-- start of DATA ENTRIES --

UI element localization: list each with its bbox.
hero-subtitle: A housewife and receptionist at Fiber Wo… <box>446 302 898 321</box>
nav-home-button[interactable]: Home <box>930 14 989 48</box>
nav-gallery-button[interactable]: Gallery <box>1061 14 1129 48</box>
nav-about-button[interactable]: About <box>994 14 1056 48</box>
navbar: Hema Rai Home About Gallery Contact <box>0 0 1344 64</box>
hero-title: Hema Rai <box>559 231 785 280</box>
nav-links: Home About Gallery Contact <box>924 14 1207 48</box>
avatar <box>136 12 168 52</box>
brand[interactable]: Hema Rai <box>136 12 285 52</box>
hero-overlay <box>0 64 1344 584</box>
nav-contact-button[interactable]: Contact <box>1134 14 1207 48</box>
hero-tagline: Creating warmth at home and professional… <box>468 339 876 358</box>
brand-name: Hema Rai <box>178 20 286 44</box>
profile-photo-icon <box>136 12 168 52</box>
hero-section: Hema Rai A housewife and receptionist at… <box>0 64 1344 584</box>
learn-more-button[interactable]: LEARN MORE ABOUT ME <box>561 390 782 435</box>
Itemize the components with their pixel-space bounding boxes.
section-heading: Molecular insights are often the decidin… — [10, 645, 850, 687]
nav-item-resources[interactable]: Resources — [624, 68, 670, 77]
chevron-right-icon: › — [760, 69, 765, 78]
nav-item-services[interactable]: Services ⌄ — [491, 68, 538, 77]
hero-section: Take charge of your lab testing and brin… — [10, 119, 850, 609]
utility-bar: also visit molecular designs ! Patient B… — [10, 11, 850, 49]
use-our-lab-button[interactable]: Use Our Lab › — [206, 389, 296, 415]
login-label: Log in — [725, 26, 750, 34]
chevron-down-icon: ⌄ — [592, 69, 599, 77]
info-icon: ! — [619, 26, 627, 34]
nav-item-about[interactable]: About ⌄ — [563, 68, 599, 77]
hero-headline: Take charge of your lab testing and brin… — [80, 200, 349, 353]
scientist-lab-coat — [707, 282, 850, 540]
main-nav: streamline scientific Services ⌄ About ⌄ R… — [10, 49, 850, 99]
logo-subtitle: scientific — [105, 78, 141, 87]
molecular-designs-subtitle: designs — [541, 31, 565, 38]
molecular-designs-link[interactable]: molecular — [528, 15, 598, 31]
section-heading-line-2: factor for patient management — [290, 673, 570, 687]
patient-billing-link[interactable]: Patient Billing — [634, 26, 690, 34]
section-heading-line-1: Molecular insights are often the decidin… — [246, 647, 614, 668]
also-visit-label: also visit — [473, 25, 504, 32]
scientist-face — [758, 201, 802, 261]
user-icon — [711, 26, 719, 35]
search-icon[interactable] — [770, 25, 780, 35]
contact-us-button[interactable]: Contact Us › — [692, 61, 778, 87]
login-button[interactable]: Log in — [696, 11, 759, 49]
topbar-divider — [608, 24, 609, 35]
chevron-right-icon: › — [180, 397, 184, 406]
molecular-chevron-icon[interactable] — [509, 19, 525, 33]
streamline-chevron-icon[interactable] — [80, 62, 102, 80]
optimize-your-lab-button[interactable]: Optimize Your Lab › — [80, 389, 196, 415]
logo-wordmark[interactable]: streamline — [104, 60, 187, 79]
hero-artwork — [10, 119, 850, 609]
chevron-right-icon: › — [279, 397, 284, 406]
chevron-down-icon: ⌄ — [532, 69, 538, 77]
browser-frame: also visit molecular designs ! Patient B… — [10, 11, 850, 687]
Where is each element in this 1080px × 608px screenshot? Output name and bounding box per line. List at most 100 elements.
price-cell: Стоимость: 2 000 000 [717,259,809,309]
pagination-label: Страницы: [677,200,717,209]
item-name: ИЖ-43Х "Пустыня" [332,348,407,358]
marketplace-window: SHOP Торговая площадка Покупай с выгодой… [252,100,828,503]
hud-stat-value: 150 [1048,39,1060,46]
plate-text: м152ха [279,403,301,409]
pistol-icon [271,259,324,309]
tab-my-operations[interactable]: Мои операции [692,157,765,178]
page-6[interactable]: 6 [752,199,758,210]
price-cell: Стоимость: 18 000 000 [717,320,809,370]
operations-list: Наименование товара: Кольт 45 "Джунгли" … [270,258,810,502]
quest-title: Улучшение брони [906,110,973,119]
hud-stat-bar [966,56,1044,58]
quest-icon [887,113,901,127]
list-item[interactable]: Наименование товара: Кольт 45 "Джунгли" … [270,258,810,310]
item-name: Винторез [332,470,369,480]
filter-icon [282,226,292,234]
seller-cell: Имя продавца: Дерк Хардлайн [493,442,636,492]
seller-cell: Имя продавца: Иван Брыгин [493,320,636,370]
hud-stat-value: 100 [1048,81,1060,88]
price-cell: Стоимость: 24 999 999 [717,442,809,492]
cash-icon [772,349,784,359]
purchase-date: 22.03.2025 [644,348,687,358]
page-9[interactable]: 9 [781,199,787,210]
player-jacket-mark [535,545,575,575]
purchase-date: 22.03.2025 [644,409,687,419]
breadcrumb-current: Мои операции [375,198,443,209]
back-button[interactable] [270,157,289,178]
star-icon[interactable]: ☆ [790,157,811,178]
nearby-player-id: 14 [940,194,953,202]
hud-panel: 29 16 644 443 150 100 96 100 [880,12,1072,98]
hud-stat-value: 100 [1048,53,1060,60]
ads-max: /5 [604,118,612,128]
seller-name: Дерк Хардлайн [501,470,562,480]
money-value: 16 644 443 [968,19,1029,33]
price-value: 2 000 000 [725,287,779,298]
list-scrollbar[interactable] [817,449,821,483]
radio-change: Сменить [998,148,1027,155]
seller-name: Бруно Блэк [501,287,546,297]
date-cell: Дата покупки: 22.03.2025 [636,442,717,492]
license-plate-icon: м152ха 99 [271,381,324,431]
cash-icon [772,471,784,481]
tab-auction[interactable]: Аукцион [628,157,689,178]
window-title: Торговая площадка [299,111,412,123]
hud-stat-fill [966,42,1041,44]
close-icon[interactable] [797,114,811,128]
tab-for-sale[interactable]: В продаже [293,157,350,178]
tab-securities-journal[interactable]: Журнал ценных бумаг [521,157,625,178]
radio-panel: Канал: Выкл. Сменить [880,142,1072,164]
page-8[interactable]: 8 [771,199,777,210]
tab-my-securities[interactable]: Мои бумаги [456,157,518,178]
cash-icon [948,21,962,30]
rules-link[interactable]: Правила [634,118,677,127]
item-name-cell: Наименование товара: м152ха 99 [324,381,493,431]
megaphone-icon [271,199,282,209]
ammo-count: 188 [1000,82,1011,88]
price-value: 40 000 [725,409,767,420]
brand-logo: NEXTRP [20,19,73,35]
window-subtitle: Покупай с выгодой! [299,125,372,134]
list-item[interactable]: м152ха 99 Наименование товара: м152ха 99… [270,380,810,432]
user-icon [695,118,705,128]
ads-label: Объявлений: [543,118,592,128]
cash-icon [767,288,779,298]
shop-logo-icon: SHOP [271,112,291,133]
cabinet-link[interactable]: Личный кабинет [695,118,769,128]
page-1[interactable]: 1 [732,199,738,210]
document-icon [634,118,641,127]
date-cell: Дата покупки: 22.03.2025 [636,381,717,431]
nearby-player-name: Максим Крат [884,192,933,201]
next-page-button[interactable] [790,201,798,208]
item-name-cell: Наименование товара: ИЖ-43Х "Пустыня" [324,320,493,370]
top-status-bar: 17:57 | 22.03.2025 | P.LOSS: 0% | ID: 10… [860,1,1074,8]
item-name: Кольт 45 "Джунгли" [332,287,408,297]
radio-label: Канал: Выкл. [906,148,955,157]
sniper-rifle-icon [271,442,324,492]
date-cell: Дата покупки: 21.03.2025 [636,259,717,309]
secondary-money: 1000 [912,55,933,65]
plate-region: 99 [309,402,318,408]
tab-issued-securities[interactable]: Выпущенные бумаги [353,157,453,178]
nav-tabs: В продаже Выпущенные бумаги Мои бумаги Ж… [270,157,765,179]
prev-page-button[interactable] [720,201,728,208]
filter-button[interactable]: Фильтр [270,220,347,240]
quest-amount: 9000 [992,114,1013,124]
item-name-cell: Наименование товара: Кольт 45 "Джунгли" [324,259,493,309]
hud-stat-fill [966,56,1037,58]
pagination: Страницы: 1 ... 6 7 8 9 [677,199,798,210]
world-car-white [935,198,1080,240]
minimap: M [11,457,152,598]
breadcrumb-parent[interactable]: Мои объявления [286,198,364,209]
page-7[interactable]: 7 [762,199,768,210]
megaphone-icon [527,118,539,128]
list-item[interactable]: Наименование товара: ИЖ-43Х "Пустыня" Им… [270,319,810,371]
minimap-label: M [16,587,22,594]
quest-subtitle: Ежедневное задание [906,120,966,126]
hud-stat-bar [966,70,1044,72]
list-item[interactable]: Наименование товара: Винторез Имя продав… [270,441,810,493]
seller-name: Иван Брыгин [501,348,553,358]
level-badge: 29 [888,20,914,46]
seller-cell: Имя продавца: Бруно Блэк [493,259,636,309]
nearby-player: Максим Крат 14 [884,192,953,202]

-- end of DATA ENTRIES --

— TASK REQUIREMENTS —
Arrange the material from its first line up to and including the line containing "section-heading: Molecular insights" as a Markdown table with the columns Row and Line. Number each row and omit blank lines.

— SOLUTION —
| Row | Line |
|---|---|
| 1 | UI element localization: list each with its bbox. |
| 2 | hero-subtitle: A housewife and receptionist at Fiber Wo… <box>446 302 898 321</box> |
| 3 | nav-home-button[interactable]: Home <box>930 14 989 48</box> |
| 4 | nav-gallery-button[interactable]: Gallery <box>1061 14 1129 48</box> |
| 5 | nav-about-button[interactable]: About <box>994 14 1056 48</box> |
| 6 | navbar: Hema Rai Home About Gallery Contact <box>0 0 1344 64</box> |
| 7 | hero-title: Hema Rai <box>559 231 785 280</box> |
| 8 | nav-links: Home About Gallery Contact <box>924 14 1207 48</box> |
| 9 | avatar <box>136 12 168 52</box> |
| 10 | brand[interactable]: Hema Rai <box>136 12 285 52</box> |
| 11 | hero-overlay <box>0 64 1344 584</box> |
| 12 | nav-contact-button[interactable]: Contact <box>1134 14 1207 48</box> |
| 13 | hero-tagline: Creating warmth at home and professional… <box>468 339 876 358</box> |
| 14 | brand-name: Hema Rai <box>178 20 286 44</box> |
| 15 | profile-photo-icon <box>136 12 168 52</box> |
| 16 | hero-section: Hema Rai A housewife and receptionist at… <box>0 64 1344 584</box> |
| 17 | learn-more-button[interactable]: LEARN MORE ABOUT ME <box>561 390 782 435</box> |
| 18 | Itemize the components with their pixel-space bounding boxes. |
| 19 | section-heading: Molecular insights are often the decidin… — [10, 645, 850, 687] |